◆ **Instructions for the task**: Show all lines from the listing below that contain "para".

********

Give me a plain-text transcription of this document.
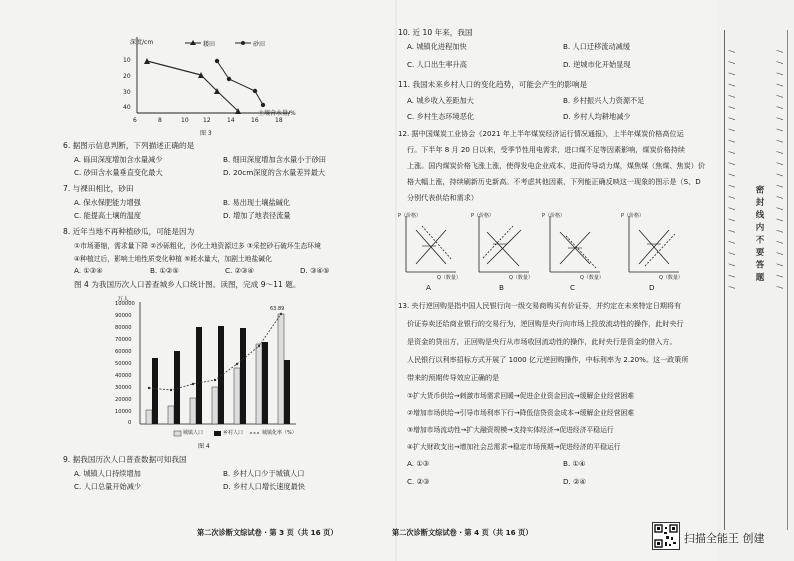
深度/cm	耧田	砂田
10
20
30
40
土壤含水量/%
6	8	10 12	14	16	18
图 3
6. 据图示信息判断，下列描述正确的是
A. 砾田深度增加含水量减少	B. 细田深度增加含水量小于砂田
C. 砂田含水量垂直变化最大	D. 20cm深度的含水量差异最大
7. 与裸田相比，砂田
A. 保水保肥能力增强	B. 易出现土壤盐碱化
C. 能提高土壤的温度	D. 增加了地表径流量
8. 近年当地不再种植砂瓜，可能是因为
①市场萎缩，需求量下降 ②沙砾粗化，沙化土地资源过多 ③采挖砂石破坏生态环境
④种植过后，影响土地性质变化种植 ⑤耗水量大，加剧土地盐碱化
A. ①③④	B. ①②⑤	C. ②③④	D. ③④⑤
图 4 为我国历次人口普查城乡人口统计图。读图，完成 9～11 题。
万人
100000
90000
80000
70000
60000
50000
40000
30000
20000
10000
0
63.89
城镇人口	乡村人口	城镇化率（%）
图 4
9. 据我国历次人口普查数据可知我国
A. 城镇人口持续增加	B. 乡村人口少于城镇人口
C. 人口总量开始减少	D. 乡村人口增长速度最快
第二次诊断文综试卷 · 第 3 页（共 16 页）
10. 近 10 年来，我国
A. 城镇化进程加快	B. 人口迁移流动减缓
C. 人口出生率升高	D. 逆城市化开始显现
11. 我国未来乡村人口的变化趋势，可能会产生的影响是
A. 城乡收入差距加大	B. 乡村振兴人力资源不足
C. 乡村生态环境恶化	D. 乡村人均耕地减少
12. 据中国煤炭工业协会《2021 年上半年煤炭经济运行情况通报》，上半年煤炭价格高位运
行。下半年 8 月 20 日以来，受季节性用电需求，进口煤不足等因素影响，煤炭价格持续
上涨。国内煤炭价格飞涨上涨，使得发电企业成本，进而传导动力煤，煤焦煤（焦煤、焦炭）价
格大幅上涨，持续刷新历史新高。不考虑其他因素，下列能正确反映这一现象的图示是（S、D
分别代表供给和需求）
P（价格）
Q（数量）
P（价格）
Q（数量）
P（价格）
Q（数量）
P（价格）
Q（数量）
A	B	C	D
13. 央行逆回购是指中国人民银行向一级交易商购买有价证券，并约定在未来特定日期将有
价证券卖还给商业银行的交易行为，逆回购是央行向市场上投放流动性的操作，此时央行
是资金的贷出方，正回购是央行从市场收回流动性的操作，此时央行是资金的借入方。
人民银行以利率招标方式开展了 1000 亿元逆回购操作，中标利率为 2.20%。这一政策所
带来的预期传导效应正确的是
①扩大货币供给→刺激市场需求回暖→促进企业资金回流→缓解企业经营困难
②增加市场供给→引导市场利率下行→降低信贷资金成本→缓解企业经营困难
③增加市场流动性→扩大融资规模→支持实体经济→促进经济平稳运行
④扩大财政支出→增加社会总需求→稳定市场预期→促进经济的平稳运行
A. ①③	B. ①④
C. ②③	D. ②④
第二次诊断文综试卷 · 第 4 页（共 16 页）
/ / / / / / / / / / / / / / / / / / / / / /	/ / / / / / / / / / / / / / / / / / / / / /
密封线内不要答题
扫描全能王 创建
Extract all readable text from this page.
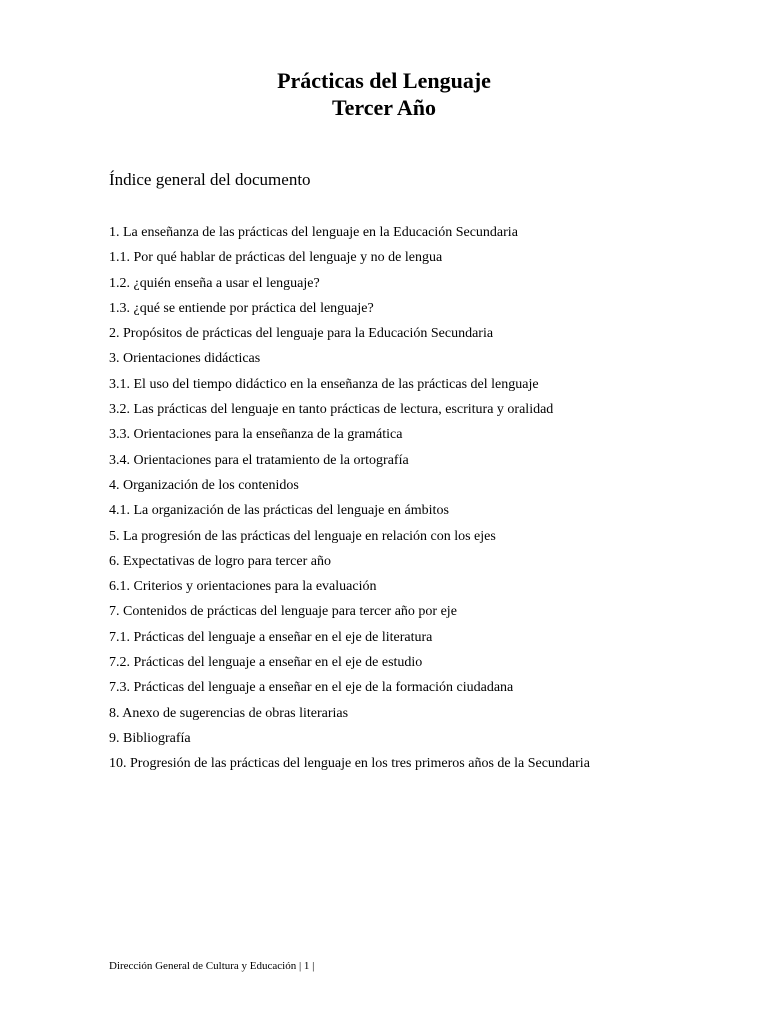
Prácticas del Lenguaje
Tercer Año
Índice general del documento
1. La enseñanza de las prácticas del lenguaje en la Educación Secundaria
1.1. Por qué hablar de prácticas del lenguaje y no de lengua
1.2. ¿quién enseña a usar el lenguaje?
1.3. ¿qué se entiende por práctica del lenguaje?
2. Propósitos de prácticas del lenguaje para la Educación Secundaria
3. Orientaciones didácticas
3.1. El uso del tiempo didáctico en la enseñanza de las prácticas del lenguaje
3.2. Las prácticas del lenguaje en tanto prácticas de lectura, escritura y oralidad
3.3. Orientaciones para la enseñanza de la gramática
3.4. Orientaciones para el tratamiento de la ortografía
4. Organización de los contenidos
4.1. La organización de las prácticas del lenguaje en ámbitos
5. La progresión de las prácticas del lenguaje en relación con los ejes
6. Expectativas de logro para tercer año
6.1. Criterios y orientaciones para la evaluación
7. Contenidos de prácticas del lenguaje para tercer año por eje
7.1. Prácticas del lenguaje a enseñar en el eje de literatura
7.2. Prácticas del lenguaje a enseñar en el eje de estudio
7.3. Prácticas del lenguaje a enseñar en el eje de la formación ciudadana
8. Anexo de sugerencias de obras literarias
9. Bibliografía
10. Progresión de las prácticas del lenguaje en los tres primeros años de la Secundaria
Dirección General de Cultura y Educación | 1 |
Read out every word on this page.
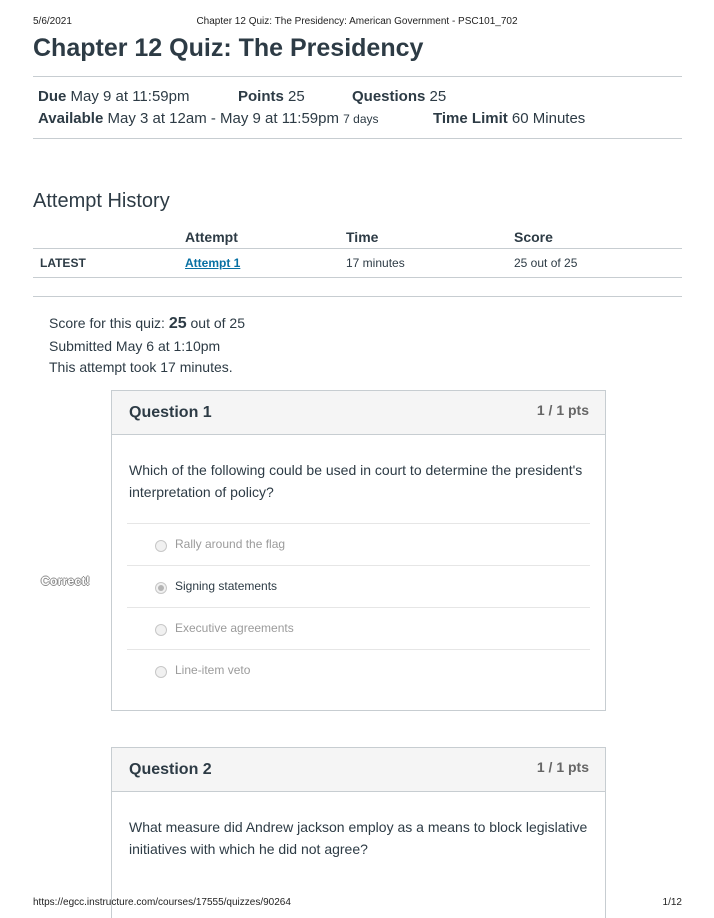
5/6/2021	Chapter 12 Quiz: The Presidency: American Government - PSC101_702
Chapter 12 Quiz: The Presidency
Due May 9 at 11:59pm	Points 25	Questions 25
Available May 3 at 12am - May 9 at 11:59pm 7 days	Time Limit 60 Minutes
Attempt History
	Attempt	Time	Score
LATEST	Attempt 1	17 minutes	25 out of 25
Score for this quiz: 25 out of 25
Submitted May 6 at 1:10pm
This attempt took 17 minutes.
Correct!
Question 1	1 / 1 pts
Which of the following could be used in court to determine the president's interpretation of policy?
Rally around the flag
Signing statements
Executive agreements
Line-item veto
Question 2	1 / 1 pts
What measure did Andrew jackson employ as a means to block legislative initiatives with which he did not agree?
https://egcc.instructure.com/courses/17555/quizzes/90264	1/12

********

◆ **Problem solution**:
2. Propósitos de prácticas del lenguaje para la Educación Secundaria
3.3. Orientaciones para la enseñanza de la gramática
3.4. Orientaciones para el tratamiento de la ortografía
6. Expectativas de logro para tercer año
6.1. Criterios y orientaciones para la evaluación
7. Contenidos de prácticas del lenguaje para tercer año por eje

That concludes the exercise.